**GIVEN INSTRUCTION:**
Show each line that has the string "仕事をするなかで" in it.

[Records about charts and figures]
--------

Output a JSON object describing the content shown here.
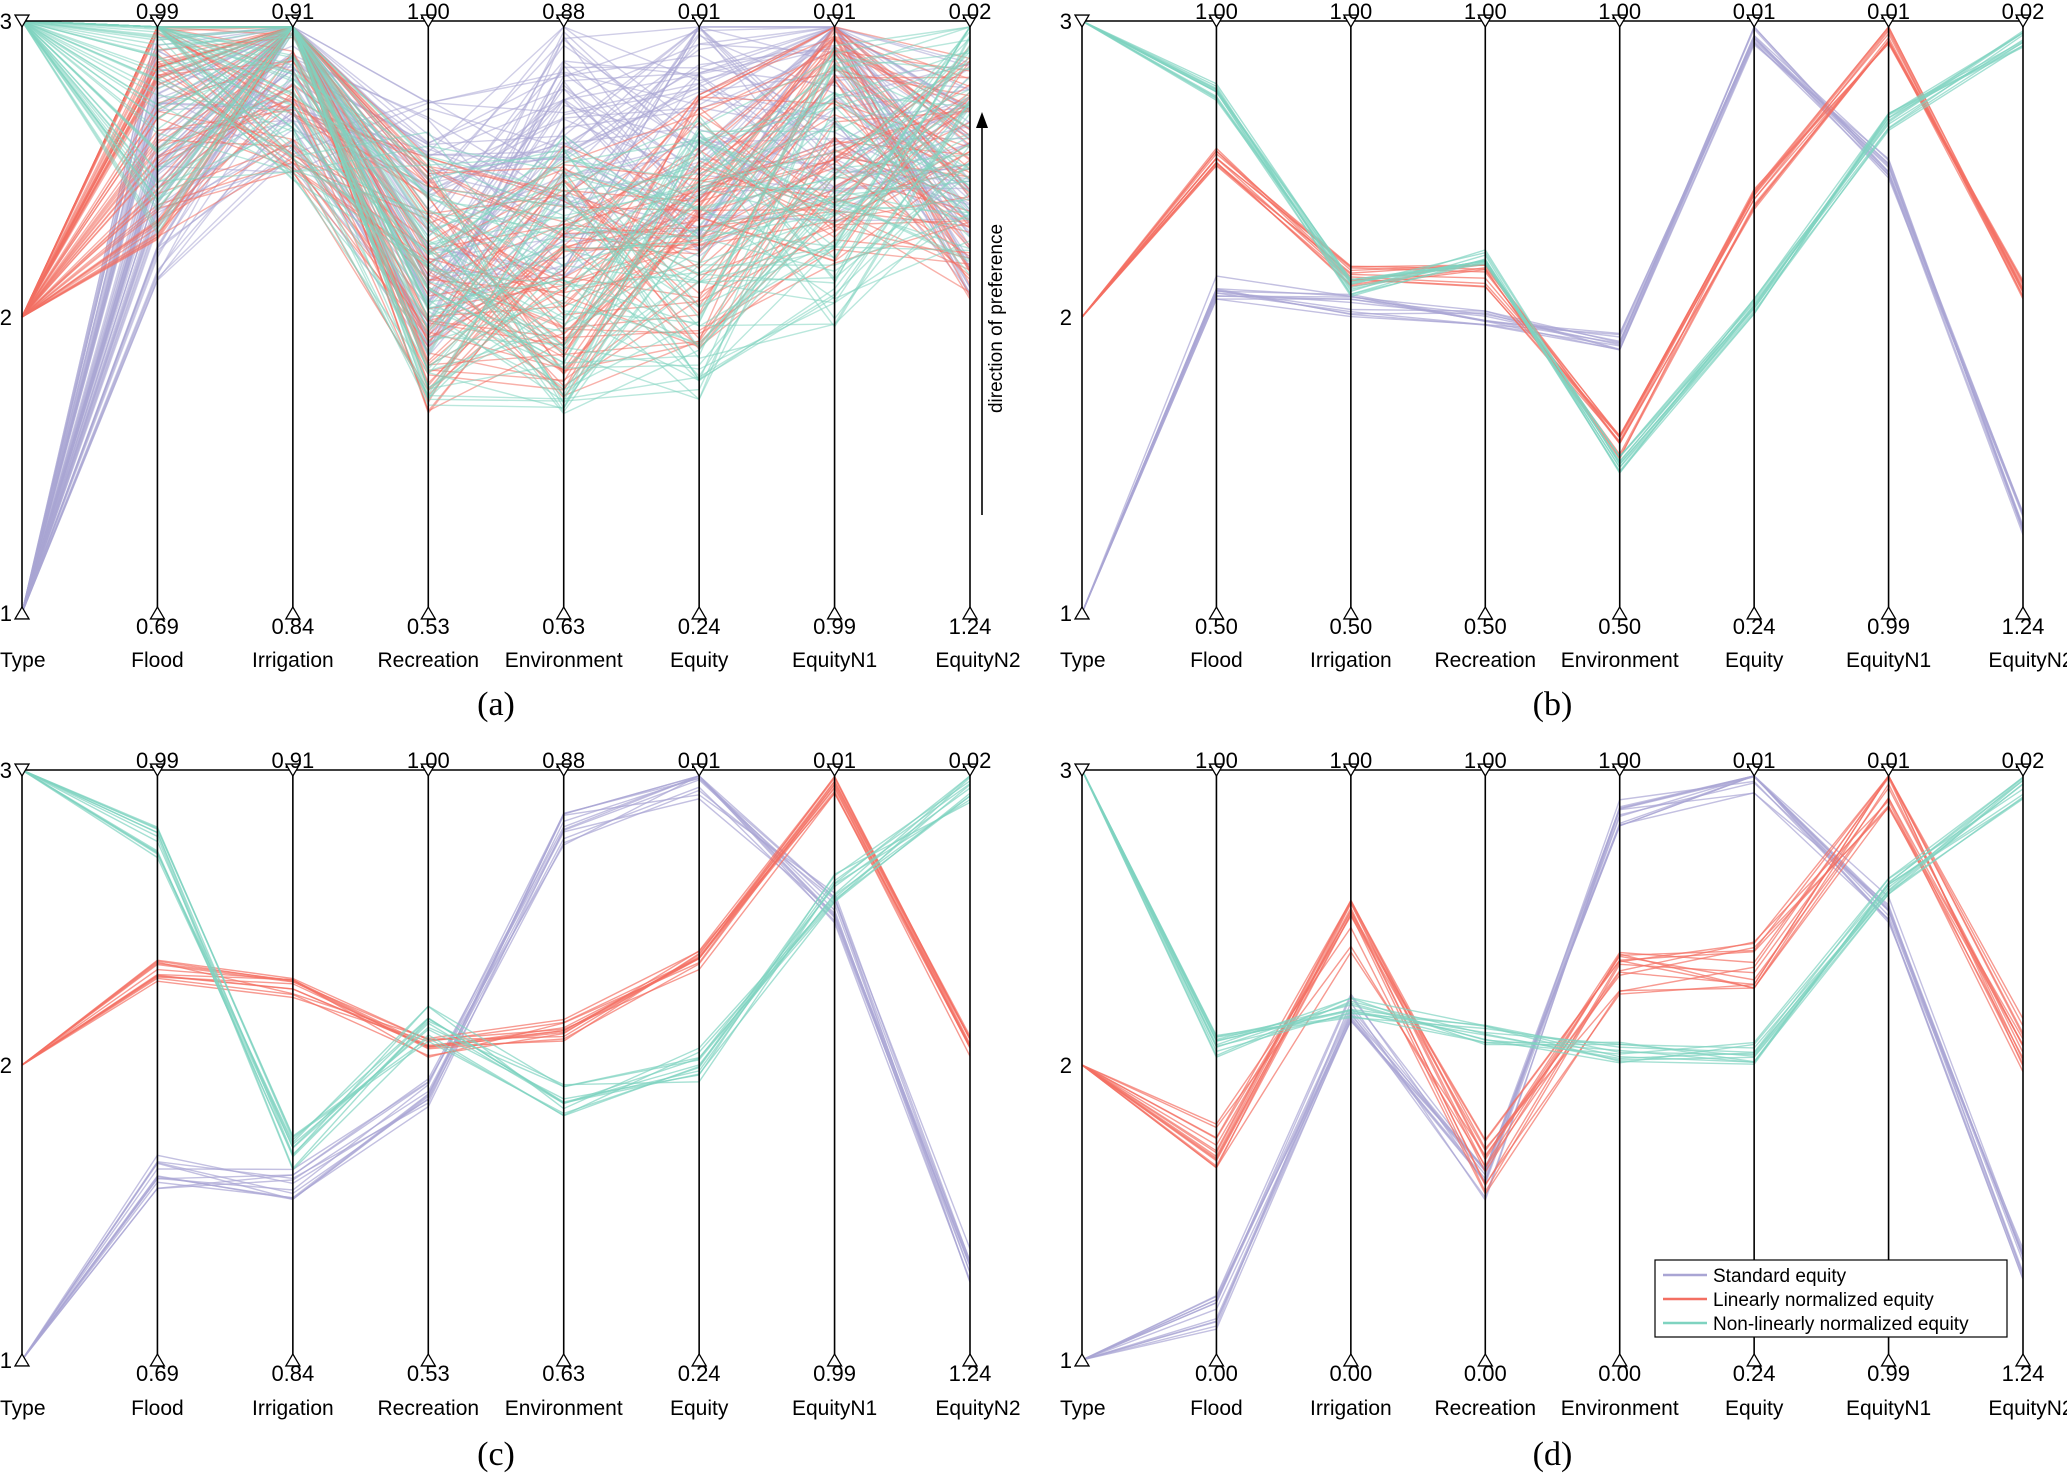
{
  "figure": {
    "legend": {
      "items": [
        {
          "label": "Standard equity",
          "color": "#a9a5d4"
        },
        {
          "label": "Linearly normalized equity",
          "color": "#f36f62"
        },
        {
          "label": "Non-linearly normalized equity",
          "color": "#7fd3c0"
        }
      ]
    },
    "direction_label": "direction of preference"
  },
  "chart_data": [
    {
      "type": "parallel-coordinates",
      "panel_label": "(a)",
      "axes": [
        "Type",
        "Flood",
        "Irrigation",
        "Recreation",
        "Environment",
        "Equity",
        "EquityN1",
        "EquityN2"
      ],
      "type_axis_ticks": [
        "1",
        "2",
        "3"
      ],
      "top_labels": [
        "",
        "0.99",
        "0.91",
        "1.00",
        "0.88",
        "0.01",
        "0.01",
        "0.02"
      ],
      "bottom_labels": [
        "",
        "0.69",
        "0.84",
        "0.53",
        "0.63",
        "0.24",
        "0.99",
        "1.24"
      ],
      "groups": [
        {
          "name": "Standard equity",
          "color": "#a9a5d4",
          "lines": 70,
          "spread": 0.22,
          "profile": [
            1.0,
            0.78,
            0.95,
            0.65,
            0.78,
            0.82,
            0.88,
            0.72
          ]
        },
        {
          "name": "Linearly normalized equity",
          "color": "#f36f62",
          "lines": 70,
          "spread": 0.22,
          "profile": [
            2.0,
            0.85,
            0.96,
            0.55,
            0.58,
            0.66,
            0.8,
            0.75
          ]
        },
        {
          "name": "Non-linearly normalized equity",
          "color": "#7fd3c0",
          "lines": 70,
          "spread": 0.24,
          "profile": [
            3.0,
            0.88,
            0.97,
            0.58,
            0.57,
            0.6,
            0.72,
            0.8
          ]
        }
      ]
    },
    {
      "type": "parallel-coordinates",
      "panel_label": "(b)",
      "axes": [
        "Type",
        "Flood",
        "Irrigation",
        "Recreation",
        "Environment",
        "Equity",
        "EquityN1",
        "EquityN2"
      ],
      "type_axis_ticks": [
        "1",
        "2",
        "3"
      ],
      "top_labels": [
        "",
        "1.00",
        "1.00",
        "1.00",
        "1.00",
        "0.01",
        "0.01",
        "0.02"
      ],
      "bottom_labels": [
        "",
        "0.50",
        "0.50",
        "0.50",
        "0.50",
        "0.24",
        "0.99",
        "1.24"
      ],
      "groups": [
        {
          "name": "Standard equity",
          "color": "#a9a5d4",
          "lines": 12,
          "spread": 0.02,
          "profile": [
            1.0,
            0.55,
            0.52,
            0.5,
            0.46,
            0.98,
            0.75,
            0.15
          ]
        },
        {
          "name": "Linearly normalized equity",
          "color": "#f36f62",
          "lines": 12,
          "spread": 0.02,
          "profile": [
            2.0,
            0.77,
            0.57,
            0.57,
            0.28,
            0.7,
            0.98,
            0.55
          ]
        },
        {
          "name": "Non-linearly normalized equity",
          "color": "#7fd3c0",
          "lines": 12,
          "spread": 0.015,
          "profile": [
            3.0,
            0.88,
            0.55,
            0.6,
            0.25,
            0.52,
            0.83,
            0.97
          ]
        }
      ]
    },
    {
      "type": "parallel-coordinates",
      "panel_label": "(c)",
      "axes": [
        "Type",
        "Flood",
        "Irrigation",
        "Recreation",
        "Environment",
        "Equity",
        "EquityN1",
        "EquityN2"
      ],
      "type_axis_ticks": [
        "1",
        "2",
        "3"
      ],
      "top_labels": [
        "",
        "0.99",
        "0.91",
        "1.00",
        "0.88",
        "0.01",
        "0.01",
        "0.02"
      ],
      "bottom_labels": [
        "",
        "0.69",
        "0.84",
        "0.53",
        "0.63",
        "0.24",
        "0.99",
        "1.24"
      ],
      "groups": [
        {
          "name": "Standard equity",
          "color": "#a9a5d4",
          "lines": 12,
          "spread": 0.03,
          "profile": [
            1.0,
            0.32,
            0.3,
            0.45,
            0.9,
            0.98,
            0.77,
            0.16
          ]
        },
        {
          "name": "Linearly normalized equity",
          "color": "#f36f62",
          "lines": 12,
          "spread": 0.02,
          "profile": [
            2.0,
            0.66,
            0.63,
            0.53,
            0.56,
            0.68,
            0.98,
            0.53
          ]
        },
        {
          "name": "Non-linearly normalized equity",
          "color": "#7fd3c0",
          "lines": 12,
          "spread": 0.03,
          "profile": [
            3.0,
            0.88,
            0.35,
            0.57,
            0.44,
            0.5,
            0.8,
            0.97
          ]
        }
      ]
    },
    {
      "type": "parallel-coordinates",
      "panel_label": "(d)",
      "axes": [
        "Type",
        "Flood",
        "Irrigation",
        "Recreation",
        "Environment",
        "Equity",
        "EquityN1",
        "EquityN2"
      ],
      "type_axis_ticks": [
        "1",
        "2",
        "3"
      ],
      "top_labels": [
        "",
        "1.00",
        "1.00",
        "1.00",
        "1.00",
        "0.01",
        "0.01",
        "0.02"
      ],
      "bottom_labels": [
        "",
        "0.00",
        "0.00",
        "0.00",
        "0.00",
        "0.24",
        "0.99",
        "1.24"
      ],
      "groups": [
        {
          "name": "Standard equity",
          "color": "#a9a5d4",
          "lines": 12,
          "spread": 0.03,
          "profile": [
            1.0,
            0.08,
            0.6,
            0.3,
            0.93,
            0.98,
            0.77,
            0.16
          ]
        },
        {
          "name": "Linearly normalized equity",
          "color": "#f36f62",
          "lines": 14,
          "spread": 0.05,
          "profile": [
            2.0,
            0.35,
            0.73,
            0.33,
            0.67,
            0.68,
            0.98,
            0.53
          ]
        },
        {
          "name": "Non-linearly normalized equity",
          "color": "#7fd3c0",
          "lines": 12,
          "spread": 0.02,
          "profile": [
            3.0,
            0.53,
            0.6,
            0.55,
            0.52,
            0.52,
            0.8,
            0.97
          ]
        }
      ]
    }
  ]
}
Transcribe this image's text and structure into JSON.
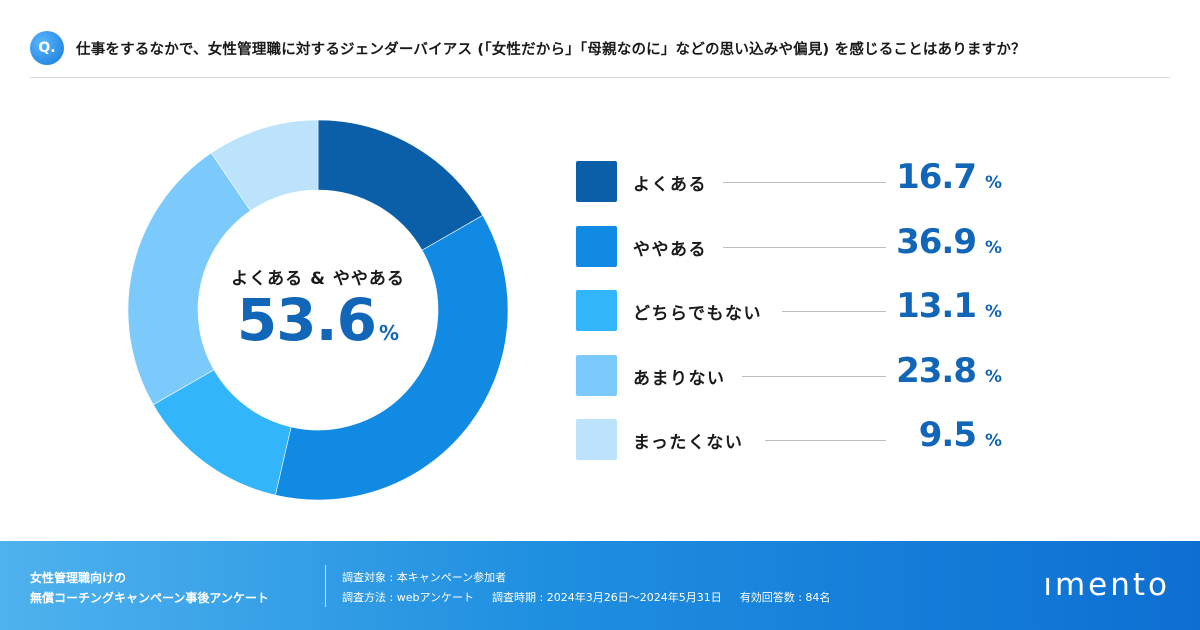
{
  "question": {
    "badge": "Q.",
    "text": "仕事をするなかで、女性管理職に対するジェンダーバイアス (「女性だから」「母親なのに」などの思い込みや偏見) を感じることはありますか？"
  },
  "center": {
    "label": "よくある & ややある",
    "value": "53.6",
    "unit": "%"
  },
  "legend": [
    {
      "label": "よくある",
      "value": "16.7",
      "unit": "%"
    },
    {
      "label": "ややある",
      "value": "36.9",
      "unit": "%"
    },
    {
      "label": "どちらでもない",
      "value": "13.1",
      "unit": "%"
    },
    {
      "label": "あまりない",
      "value": "23.8",
      "unit": "%"
    },
    {
      "label": "まったくない",
      "value": "9.5",
      "unit": "%"
    }
  ],
  "footer": {
    "title_line1": "女性管理職向けの",
    "title_line2": "無償コーチングキャンペーン事後アンケート",
    "target": "調査対象 : 本キャンペーン参加者",
    "method": "調査方法 : webアンケート",
    "period": "調査時期 : 2024年3月26日～2024年5月31日",
    "responses": "有効回答数 : 84名",
    "logo": "ımento"
  },
  "colors": [
    "#0b5ea8",
    "#118ae3",
    "#33b5fb",
    "#7ccafc",
    "#bce2fc"
  ],
  "chart_data": {
    "type": "pie",
    "title": "仕事をするなかで、女性管理職に対するジェンダーバイアス (「女性だから」「母親なのに」などの思い込みや偏見) を感じることはありますか？",
    "categories": [
      "よくある",
      "ややある",
      "どちらでもない",
      "あまりない",
      "まったくない"
    ],
    "values": [
      16.7,
      36.9,
      13.1,
      23.8,
      9.5
    ],
    "unit": "%",
    "center_annotation": "よくある & ややある 53.6%"
  }
}
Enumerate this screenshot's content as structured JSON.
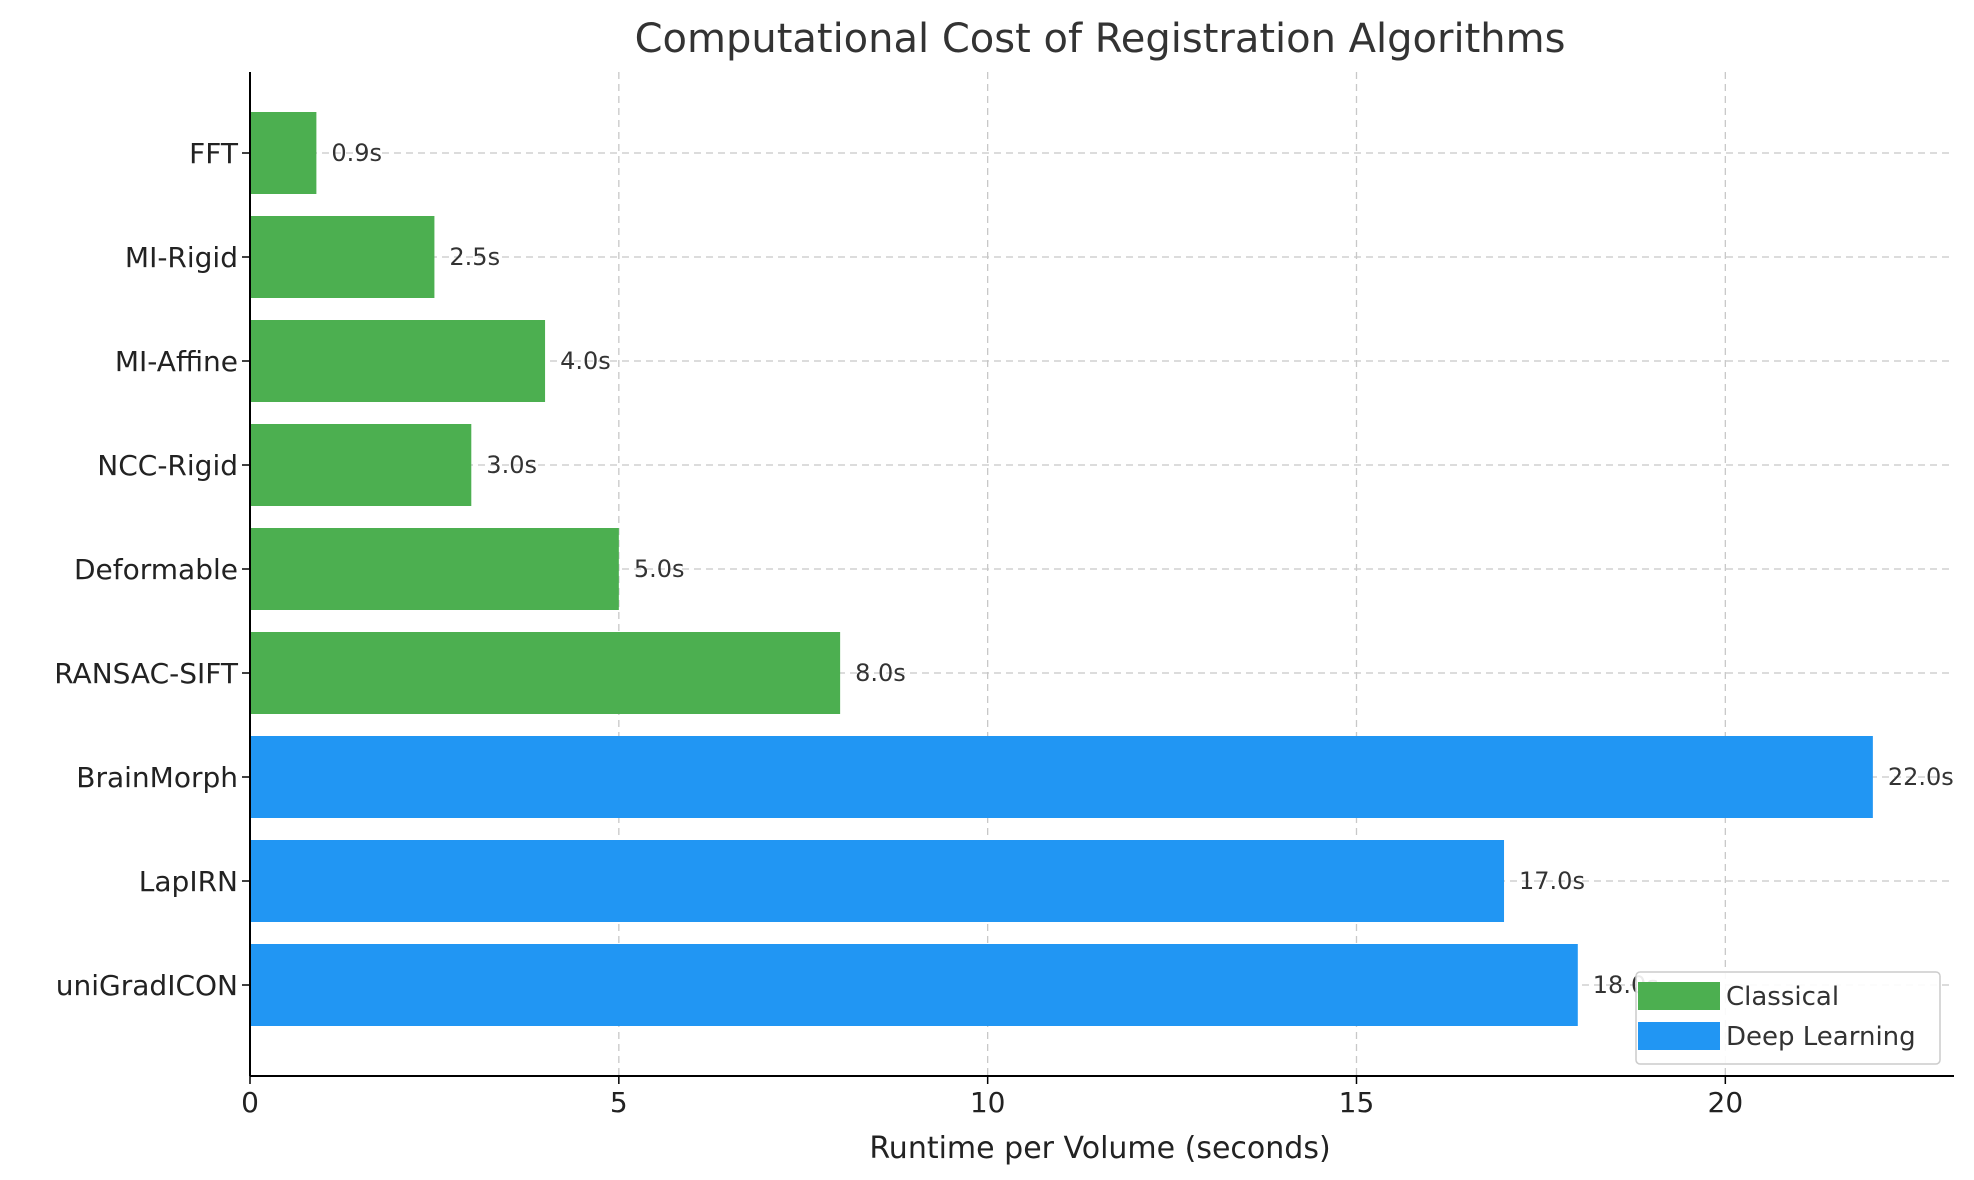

--------

**WRITTEN SOLUTION:**
    "text": "仕事をするなかで、女性管理職に対するジェンダーバイアス (「女性だから」「母親なのに」などの思い込みや偏見) を感じることはありますか？"
    "title": "仕事をするなかで、女性管理職に対するジェンダーバイアス (「女性だから」「母親なのに」などの思い込みや偏見) を感じることはありますか？",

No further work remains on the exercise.